§ **PROBLEM DESCRIPTION**
Can you write out all of the material below, word for word?

§ **EXTRACTED MATERIAL**
* * * *
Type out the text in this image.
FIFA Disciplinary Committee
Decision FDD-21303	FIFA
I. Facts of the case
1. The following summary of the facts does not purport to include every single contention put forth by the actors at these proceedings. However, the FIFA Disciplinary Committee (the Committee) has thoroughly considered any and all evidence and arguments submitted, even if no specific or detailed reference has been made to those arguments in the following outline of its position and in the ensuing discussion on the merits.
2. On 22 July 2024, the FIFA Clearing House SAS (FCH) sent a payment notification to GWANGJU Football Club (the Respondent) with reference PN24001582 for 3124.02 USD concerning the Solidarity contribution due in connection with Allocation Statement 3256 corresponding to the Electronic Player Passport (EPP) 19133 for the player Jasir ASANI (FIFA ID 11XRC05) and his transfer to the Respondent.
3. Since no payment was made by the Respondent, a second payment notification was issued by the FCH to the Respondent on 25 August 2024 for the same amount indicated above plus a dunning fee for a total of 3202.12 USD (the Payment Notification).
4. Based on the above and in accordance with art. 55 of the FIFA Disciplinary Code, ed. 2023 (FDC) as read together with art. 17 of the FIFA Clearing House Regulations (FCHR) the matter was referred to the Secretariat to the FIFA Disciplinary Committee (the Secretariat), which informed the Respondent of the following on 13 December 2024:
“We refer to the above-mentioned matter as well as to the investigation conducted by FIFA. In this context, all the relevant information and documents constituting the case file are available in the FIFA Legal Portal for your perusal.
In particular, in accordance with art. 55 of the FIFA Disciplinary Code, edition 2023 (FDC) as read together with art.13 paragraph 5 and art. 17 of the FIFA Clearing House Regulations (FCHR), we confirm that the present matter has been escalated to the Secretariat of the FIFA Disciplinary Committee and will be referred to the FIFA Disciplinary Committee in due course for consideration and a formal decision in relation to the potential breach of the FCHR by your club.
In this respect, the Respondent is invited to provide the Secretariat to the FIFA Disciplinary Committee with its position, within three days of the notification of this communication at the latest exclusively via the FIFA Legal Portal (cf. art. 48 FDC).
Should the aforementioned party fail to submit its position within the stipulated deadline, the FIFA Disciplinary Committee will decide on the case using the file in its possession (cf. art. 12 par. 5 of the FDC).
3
* * * *
§ **OUTPUT FOR THIS EXERCISE**
Type out the text in this image.
FIFA Disciplinary Committee
Decision FDD-21303	FIFA
I. Facts of the case
1. The following summary of the facts does not purport to include every single contention put forth by the actors at these proceedings. However, the FIFA Disciplinary Committee (the Committee) has thoroughly considered any and all evidence and arguments submitted, even if no specific or detailed reference has been made to those arguments in the following outline of its position and in the ensuing discussion on the merits.
2. On 22 July 2024, the FIFA Clearing House SAS (FCH) sent a payment notification to GWANGJU Football Club (the Respondent) with reference PN24001582 for 3124.02 USD concerning the Solidarity contribution due in connection with Allocation Statement 3256 corresponding to the Electronic Player Passport (EPP) 19133 for the player Jasir ASANI (FIFA ID 11XRC05) and his transfer to the Respondent.
3. Since no payment was made by the Respondent, a second payment notification was issued by the FCH to the Respondent on 25 August 2024 for the same amount indicated above plus a dunning fee for a total of 3202.12 USD (the Payment Notification).
4. Based on the above and in accordance with art. 55 of the FIFA Disciplinary Code, ed. 2023 (FDC) as read together with art. 17 of the FIFA Clearing House Regulations (FCHR) the matter was referred to the Secretariat to the FIFA Disciplinary Committee (the Secretariat), which informed the Respondent of the following on 13 December 2024:
“We refer to the above-mentioned matter as well as to the investigation conducted by FIFA. In this context, all the relevant information and documents constituting the case file are available in the FIFA Legal Portal for your perusal.
In particular, in accordance with art. 55 of the FIFA Disciplinary Code, edition 2023 (FDC) as read together with art.13 paragraph 5 and art. 17 of the FIFA Clearing House Regulations (FCHR), we confirm that the present matter has been escalated to the Secretariat of the FIFA Disciplinary Committee and will be referred to the FIFA Disciplinary Committee in due course for consideration and a formal decision in relation to the potential breach of the FCHR by your club.
In this respect, the Respondent is invited to provide the Secretariat to the FIFA Disciplinary Committee with its position, within three days of the notification of this communication at the latest exclusively via the FIFA Legal Portal (cf. art. 48 FDC).
Should the aforementioned party fail to submit its position within the stipulated deadline, the FIFA Disciplinary Committee will decide on the case using the file in its possession (cf. art. 12 par. 5 of the FDC).
3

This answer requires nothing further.